• [PROBLEM]:
Print every line of the listing exactly, please.

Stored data
---

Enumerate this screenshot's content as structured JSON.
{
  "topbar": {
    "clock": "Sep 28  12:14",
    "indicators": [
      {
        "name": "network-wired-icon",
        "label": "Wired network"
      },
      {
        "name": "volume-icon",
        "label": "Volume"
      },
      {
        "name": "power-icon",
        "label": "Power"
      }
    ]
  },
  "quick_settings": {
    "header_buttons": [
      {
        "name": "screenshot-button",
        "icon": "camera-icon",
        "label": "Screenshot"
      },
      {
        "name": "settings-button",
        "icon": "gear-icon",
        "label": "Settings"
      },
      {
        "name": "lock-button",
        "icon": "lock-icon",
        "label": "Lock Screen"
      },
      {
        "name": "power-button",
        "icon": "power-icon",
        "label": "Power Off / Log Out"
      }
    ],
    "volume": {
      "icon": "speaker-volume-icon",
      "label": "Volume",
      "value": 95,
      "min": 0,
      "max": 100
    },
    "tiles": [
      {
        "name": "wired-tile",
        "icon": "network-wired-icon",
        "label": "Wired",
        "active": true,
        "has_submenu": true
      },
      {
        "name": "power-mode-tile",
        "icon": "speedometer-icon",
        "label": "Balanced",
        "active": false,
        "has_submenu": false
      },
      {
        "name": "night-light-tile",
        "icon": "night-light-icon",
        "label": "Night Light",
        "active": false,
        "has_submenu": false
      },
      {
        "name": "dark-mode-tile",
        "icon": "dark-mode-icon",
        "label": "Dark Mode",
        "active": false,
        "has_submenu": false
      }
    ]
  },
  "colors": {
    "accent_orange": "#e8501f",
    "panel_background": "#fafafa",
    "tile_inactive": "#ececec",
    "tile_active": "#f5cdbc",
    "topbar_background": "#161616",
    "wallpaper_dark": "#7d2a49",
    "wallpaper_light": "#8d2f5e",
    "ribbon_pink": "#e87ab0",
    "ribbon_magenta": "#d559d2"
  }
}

---

• [CORRECT OUTPUT]:
Enumerate this screenshot's content as structured JSON.
{
  "topbar": {
    "clock": "Sep 28  12:14",
    "indicators": [
      {
        "name": "network-wired-icon",
        "label": "Wired network"
      },
      {
        "name": "volume-icon",
        "label": "Volume"
      },
      {
        "name": "power-icon",
        "label": "Power"
      }
    ]
  },
  "quick_settings": {
    "header_buttons": [
      {
        "name": "screenshot-button",
        "icon": "camera-icon",
        "label": "Screenshot"
      },
      {
        "name": "settings-button",
        "icon": "gear-icon",
        "label": "Settings"
      },
      {
        "name": "lock-button",
        "icon": "lock-icon",
        "label": "Lock Screen"
      },
      {
        "name": "power-button",
        "icon": "power-icon",
        "label": "Power Off / Log Out"
      }
    ],
    "volume": {
      "icon": "speaker-volume-icon",
      "label": "Volume",
      "value": 95,
      "min": 0,
      "max": 100
    },
    "tiles": [
      {
        "name": "wired-tile",
        "icon": "network-wired-icon",
        "label": "Wired",
        "active": true,
        "has_submenu": true
      },
      {
        "name": "power-mode-tile",
        "icon": "speedometer-icon",
        "label": "Balanced",
        "active": false,
        "has_submenu": false
      },
      {
        "name": "night-light-tile",
        "icon": "night-light-icon",
        "label": "Night Light",
        "active": false,
        "has_submenu": false
      },
      {
        "name": "dark-mode-tile",
        "icon": "dark-mode-icon",
        "label": "Dark Mode",
        "active": false,
        "has_submenu": false
      }
    ]
  },
  "colors": {
    "accent_orange": "#e8501f",
    "panel_background": "#fafafa",
    "tile_inactive": "#ececec",
    "tile_active": "#f5cdbc",
    "topbar_background": "#161616",
    "wallpaper_dark": "#7d2a49",
    "wallpaper_light": "#8d2f5e",
    "ribbon_pink": "#e87ab0",
    "ribbon_magenta": "#d559d2"
  }
}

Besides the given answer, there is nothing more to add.